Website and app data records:
Segment Open
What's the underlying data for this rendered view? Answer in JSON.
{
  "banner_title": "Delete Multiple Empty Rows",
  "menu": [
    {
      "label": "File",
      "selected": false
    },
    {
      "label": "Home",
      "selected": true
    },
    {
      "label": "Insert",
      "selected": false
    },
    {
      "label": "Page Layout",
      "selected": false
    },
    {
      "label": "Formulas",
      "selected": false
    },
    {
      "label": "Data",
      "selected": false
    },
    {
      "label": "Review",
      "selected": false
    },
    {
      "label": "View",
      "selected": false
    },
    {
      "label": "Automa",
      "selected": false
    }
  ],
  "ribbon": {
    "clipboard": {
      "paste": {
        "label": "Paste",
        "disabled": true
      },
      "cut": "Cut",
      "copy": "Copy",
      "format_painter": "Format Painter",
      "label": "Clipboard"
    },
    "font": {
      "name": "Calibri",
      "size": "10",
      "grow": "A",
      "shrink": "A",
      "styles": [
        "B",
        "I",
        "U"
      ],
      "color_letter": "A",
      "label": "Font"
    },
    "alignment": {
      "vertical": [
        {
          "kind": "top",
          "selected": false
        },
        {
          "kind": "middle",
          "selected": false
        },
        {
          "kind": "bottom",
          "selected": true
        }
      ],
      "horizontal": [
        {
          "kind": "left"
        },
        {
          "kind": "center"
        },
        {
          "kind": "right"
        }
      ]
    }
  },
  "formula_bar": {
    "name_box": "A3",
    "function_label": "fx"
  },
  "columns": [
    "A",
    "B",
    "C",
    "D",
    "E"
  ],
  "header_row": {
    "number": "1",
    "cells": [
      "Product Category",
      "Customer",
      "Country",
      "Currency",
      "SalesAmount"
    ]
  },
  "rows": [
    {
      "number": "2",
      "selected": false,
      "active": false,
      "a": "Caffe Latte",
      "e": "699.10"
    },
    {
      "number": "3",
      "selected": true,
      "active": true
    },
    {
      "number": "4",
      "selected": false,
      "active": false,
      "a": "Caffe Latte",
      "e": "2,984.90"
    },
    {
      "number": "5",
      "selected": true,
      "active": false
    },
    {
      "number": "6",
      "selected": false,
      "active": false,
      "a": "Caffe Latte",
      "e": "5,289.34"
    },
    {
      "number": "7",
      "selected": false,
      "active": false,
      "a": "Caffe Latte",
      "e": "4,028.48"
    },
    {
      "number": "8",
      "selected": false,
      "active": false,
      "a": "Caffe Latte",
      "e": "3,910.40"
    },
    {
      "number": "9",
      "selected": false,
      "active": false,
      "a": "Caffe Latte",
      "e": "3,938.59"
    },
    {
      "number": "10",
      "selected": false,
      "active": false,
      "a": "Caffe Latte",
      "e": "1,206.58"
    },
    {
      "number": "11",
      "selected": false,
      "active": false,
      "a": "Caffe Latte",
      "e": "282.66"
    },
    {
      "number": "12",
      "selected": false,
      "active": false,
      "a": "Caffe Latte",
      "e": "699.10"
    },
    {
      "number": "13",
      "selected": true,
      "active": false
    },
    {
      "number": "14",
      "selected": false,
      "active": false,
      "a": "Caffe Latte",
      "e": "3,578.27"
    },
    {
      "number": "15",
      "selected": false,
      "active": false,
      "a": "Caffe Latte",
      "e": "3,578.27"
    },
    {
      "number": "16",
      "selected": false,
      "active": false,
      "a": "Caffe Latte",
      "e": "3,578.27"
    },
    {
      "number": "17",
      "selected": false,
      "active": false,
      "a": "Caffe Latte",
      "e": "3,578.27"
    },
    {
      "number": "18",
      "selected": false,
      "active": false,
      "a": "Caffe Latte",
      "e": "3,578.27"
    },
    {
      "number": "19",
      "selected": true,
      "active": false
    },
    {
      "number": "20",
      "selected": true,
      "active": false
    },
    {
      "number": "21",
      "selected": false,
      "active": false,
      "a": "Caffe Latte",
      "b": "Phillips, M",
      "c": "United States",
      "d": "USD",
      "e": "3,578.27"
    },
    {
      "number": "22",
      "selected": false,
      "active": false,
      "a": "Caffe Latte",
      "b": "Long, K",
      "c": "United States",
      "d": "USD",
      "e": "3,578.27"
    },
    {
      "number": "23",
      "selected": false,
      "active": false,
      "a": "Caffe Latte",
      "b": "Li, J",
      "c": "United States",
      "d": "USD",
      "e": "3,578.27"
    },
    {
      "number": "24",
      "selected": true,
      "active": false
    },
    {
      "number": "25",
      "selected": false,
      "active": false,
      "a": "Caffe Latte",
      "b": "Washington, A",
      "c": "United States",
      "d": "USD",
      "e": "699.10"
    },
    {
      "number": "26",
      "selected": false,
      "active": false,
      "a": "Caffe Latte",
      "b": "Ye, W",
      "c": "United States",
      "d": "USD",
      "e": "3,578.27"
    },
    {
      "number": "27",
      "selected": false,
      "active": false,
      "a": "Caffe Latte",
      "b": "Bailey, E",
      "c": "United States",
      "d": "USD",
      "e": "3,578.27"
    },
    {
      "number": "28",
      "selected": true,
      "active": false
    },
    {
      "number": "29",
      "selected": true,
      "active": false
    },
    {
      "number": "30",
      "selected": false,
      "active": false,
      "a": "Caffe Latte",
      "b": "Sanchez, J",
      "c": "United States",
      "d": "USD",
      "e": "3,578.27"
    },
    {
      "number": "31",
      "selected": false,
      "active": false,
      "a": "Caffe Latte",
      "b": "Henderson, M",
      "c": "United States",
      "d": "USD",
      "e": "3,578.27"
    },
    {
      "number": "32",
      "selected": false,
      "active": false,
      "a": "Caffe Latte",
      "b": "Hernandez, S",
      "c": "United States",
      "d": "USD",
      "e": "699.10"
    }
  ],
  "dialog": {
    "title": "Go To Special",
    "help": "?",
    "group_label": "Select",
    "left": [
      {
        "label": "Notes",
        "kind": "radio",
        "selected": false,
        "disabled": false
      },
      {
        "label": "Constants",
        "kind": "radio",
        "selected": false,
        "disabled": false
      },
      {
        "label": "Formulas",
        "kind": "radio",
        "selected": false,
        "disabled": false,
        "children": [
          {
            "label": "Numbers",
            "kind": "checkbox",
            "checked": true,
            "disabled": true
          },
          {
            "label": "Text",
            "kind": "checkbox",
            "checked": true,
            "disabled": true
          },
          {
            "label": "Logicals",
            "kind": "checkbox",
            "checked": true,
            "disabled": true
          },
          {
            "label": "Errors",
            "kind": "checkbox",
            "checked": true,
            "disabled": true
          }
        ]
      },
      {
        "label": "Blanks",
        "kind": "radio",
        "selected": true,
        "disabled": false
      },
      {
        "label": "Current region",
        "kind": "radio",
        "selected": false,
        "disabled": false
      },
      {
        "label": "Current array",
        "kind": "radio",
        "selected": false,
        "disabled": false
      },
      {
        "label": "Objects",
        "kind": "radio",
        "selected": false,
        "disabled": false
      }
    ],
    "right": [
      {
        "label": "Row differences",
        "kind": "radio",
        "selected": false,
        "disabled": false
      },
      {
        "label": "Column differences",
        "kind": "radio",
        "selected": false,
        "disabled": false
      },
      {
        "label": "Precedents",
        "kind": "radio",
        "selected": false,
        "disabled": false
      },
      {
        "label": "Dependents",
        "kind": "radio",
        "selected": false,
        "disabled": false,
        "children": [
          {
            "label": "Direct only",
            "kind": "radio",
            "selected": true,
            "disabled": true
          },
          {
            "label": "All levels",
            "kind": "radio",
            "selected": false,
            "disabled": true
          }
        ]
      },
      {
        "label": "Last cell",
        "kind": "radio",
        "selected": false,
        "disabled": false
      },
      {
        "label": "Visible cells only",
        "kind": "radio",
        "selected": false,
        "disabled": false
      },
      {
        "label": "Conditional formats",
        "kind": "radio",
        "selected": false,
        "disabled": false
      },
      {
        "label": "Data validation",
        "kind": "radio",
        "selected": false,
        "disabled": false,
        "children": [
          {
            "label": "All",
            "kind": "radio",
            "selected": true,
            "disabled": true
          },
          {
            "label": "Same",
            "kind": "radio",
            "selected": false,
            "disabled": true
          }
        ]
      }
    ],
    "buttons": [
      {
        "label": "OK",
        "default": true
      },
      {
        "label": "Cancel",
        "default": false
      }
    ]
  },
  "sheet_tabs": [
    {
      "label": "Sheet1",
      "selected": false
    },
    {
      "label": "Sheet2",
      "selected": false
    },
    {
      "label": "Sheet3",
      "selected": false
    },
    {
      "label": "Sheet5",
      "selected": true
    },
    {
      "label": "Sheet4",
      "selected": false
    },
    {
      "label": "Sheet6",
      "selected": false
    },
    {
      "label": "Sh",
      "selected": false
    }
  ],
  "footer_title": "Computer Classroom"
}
Segment Closed
What you will do:
Find all lines holding the word "differences" in the records above and copy them.

Output:
        "label": "Row differences",
        "label": "Column differences",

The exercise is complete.